> [RECORDS TO USE]
>>>>

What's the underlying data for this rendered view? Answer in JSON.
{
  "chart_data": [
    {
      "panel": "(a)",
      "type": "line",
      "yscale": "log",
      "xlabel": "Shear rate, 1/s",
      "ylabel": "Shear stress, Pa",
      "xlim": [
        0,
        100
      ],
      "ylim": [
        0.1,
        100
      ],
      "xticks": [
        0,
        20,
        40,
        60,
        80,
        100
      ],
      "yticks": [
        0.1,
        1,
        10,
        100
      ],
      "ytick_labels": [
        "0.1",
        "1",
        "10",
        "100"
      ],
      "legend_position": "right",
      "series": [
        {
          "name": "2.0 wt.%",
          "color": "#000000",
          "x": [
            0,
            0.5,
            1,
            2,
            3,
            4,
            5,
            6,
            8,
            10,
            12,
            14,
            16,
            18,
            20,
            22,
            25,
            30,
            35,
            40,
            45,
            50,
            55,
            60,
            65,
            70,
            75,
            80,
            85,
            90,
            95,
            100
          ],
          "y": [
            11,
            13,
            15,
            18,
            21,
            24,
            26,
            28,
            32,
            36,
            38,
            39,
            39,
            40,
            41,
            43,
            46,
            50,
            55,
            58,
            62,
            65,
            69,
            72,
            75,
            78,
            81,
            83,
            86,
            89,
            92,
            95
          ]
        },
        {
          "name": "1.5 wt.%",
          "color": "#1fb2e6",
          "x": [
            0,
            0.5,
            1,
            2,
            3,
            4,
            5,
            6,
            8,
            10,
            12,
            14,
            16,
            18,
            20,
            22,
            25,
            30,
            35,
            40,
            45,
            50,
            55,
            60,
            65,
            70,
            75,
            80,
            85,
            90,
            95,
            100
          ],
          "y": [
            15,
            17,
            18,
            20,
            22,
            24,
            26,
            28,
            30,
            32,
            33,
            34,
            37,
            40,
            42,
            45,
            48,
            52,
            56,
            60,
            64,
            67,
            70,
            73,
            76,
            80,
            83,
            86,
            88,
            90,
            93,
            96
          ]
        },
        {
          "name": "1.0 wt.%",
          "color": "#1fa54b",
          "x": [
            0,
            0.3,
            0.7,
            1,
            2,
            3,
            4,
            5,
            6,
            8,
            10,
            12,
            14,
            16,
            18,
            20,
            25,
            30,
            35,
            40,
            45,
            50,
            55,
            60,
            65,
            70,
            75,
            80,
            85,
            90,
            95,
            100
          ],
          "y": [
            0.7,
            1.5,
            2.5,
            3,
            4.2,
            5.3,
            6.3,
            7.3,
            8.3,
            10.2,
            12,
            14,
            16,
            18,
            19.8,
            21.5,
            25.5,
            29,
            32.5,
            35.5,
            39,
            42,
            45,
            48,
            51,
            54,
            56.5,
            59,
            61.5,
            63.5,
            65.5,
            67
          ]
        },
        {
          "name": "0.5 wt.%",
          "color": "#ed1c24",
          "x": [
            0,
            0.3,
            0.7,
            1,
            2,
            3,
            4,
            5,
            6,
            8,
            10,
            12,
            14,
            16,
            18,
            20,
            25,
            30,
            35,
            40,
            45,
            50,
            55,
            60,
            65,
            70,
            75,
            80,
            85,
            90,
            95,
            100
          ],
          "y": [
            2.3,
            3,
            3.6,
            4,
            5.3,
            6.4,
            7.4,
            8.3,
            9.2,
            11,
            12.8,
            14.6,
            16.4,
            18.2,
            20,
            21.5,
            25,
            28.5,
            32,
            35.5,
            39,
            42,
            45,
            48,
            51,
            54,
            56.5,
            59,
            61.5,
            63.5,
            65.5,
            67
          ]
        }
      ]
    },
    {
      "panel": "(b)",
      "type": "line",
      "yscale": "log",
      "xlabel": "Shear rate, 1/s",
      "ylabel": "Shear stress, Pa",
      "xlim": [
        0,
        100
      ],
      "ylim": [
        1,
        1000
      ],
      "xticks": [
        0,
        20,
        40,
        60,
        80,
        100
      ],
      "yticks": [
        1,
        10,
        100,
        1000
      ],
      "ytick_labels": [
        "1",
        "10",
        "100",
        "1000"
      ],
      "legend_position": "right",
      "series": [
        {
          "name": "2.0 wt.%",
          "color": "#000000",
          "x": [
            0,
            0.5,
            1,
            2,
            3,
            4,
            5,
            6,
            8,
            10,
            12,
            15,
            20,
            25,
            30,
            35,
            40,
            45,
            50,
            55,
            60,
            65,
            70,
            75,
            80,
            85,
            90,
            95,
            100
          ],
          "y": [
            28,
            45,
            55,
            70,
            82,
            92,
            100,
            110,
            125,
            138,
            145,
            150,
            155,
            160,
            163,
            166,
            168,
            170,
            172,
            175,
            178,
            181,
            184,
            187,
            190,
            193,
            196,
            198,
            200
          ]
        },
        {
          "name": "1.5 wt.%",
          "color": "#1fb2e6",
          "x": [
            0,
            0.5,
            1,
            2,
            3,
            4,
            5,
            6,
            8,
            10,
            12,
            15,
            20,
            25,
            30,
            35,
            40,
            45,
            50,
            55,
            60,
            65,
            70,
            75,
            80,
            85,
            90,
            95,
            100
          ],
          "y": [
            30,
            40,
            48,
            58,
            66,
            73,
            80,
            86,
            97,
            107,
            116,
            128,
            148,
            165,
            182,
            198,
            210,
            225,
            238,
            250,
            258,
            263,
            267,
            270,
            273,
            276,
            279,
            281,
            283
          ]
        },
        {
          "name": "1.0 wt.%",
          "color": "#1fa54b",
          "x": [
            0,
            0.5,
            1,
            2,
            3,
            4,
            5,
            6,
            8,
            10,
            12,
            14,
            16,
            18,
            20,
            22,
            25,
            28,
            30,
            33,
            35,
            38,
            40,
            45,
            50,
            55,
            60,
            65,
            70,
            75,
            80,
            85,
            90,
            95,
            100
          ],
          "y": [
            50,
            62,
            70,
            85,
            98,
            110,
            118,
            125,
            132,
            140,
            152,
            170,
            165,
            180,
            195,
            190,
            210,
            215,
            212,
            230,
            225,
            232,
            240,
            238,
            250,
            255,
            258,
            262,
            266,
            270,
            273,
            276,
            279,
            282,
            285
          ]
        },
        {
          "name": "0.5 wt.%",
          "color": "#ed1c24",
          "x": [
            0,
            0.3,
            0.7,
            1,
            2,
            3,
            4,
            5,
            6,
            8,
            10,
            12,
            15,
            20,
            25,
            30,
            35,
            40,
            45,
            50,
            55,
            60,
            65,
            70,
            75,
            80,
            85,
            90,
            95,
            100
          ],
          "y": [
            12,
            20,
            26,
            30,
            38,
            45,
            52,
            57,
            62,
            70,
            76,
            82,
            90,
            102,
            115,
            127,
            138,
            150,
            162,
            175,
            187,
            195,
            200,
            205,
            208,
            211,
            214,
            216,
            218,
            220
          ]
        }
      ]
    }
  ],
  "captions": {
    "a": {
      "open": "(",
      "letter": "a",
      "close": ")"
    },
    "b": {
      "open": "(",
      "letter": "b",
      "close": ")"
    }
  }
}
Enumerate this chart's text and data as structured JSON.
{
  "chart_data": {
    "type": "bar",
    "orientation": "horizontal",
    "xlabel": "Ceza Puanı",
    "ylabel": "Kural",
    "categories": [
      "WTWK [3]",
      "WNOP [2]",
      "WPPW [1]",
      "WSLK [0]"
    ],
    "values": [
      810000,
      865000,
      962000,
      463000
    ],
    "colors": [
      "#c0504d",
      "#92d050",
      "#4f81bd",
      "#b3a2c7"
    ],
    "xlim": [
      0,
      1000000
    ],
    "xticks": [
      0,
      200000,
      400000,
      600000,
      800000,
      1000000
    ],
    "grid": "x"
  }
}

<<<<

> [WORK INSTRUCTIONS]
Print the line containing "Enumerate this chart's" and every line after it to the end of the records above, exactly as written, and nothing else.

> [CORRECT RESPONSE]
Enumerate this chart's text and data as structured JSON.
{
  "chart_data": {
    "type": "bar",
    "orientation": "horizontal",
    "xlabel": "Ceza Puanı",
    "ylabel": "Kural",
    "categories": [
      "WTWK [3]",
      "WNOP [2]",
      "WPPW [1]",
      "WSLK [0]"
    ],
    "values": [
      810000,
      865000,
      962000,
      463000
    ],
    "colors": [
      "#c0504d",
      "#92d050",
      "#4f81bd",
      "#b3a2c7"
    ],
    "xlim": [
      0,
      1000000
    ],
    "xticks": [
      0,
      200000,
      400000,
      600000,
      800000,
      1000000
    ],
    "grid": "x"
  }
}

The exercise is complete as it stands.